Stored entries
--- start ---
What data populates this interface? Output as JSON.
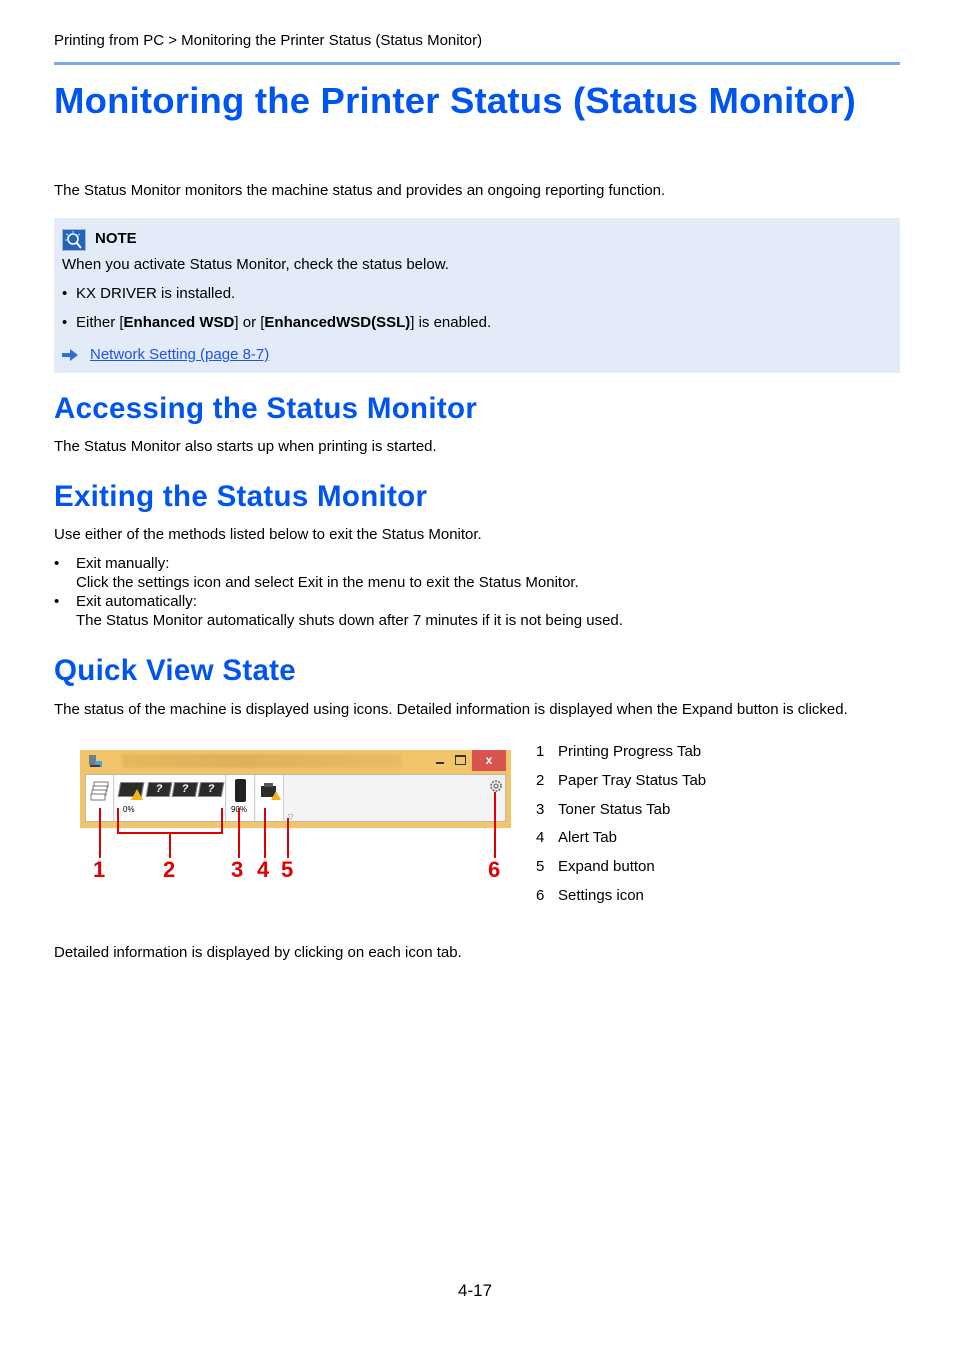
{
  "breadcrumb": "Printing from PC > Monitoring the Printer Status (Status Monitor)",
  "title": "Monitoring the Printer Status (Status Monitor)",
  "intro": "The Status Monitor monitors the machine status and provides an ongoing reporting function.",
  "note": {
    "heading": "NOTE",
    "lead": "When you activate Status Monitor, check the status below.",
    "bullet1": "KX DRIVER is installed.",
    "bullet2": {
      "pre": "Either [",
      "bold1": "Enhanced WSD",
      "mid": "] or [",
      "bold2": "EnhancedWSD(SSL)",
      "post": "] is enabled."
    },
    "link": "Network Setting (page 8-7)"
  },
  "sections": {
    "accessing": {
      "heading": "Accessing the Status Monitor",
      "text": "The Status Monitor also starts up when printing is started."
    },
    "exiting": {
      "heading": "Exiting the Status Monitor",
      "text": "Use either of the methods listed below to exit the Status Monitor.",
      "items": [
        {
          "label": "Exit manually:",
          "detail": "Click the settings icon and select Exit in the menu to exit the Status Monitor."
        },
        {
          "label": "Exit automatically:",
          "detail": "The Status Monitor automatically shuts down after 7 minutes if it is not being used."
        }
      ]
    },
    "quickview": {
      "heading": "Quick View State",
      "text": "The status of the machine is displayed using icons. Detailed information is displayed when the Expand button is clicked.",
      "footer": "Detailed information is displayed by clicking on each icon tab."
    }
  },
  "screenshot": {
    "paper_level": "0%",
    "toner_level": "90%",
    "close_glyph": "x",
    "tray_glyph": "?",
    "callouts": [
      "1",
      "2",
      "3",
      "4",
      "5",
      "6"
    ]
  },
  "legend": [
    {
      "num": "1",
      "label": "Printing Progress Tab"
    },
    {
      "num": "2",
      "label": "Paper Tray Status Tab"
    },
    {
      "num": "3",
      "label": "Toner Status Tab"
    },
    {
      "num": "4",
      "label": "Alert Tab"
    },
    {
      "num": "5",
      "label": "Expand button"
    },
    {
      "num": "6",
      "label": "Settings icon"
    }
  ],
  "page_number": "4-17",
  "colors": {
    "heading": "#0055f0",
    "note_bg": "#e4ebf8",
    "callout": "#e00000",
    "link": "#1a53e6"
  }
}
--- end ---
__TASK DIRECTIONS__: Looking at the records above, say how many lines hold the string "Monitoring". Write nothing but the number.

__TASK RESPONSE__: 2